(Stored items from a collection)
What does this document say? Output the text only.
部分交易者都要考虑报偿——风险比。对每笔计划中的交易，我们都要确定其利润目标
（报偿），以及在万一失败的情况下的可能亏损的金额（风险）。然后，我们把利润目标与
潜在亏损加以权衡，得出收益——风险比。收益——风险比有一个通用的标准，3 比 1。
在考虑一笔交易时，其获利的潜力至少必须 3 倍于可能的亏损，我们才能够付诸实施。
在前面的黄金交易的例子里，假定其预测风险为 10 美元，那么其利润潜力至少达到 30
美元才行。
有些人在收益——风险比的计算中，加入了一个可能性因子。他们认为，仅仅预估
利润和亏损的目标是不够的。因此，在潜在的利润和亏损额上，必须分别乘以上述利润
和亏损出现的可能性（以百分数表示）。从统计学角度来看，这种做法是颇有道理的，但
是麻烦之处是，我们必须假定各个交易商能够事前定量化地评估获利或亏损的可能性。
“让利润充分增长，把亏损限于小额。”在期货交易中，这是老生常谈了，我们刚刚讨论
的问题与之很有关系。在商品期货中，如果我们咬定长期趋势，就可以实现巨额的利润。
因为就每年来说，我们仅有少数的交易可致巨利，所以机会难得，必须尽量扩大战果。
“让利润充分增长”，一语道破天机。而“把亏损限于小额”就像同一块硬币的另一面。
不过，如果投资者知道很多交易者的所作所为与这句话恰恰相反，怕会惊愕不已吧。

**TASK TO CARRY OUT**
Write out the whole listing exactly.

**ANSWER**
What does this document say? Output the text only.
部分交易者都要考虑报偿——风险比。对每笔计划中的交易，我们都要确定其利润目标
（报偿），以及在万一失败的情况下的可能亏损的金额（风险）。然后，我们把利润目标与
潜在亏损加以权衡，得出收益——风险比。收益——风险比有一个通用的标准，3 比 1。
在考虑一笔交易时，其获利的潜力至少必须 3 倍于可能的亏损，我们才能够付诸实施。
在前面的黄金交易的例子里，假定其预测风险为 10 美元，那么其利润潜力至少达到 30
美元才行。
有些人在收益——风险比的计算中，加入了一个可能性因子。他们认为，仅仅预估
利润和亏损的目标是不够的。因此，在潜在的利润和亏损额上，必须分别乘以上述利润
和亏损出现的可能性（以百分数表示）。从统计学角度来看，这种做法是颇有道理的，但
是麻烦之处是，我们必须假定各个交易商能够事前定量化地评估获利或亏损的可能性。
“让利润充分增长，把亏损限于小额。”在期货交易中，这是老生常谈了，我们刚刚讨论
的问题与之很有关系。在商品期货中，如果我们咬定长期趋势，就可以实现巨额的利润。
因为就每年来说，我们仅有少数的交易可致巨利，所以机会难得，必须尽量扩大战果。
“让利润充分增长”，一语道破天机。而“把亏损限于小额”就像同一块硬币的另一面。
不过，如果投资者知道很多交易者的所作所为与这句话恰恰相反，怕会惊愕不已吧。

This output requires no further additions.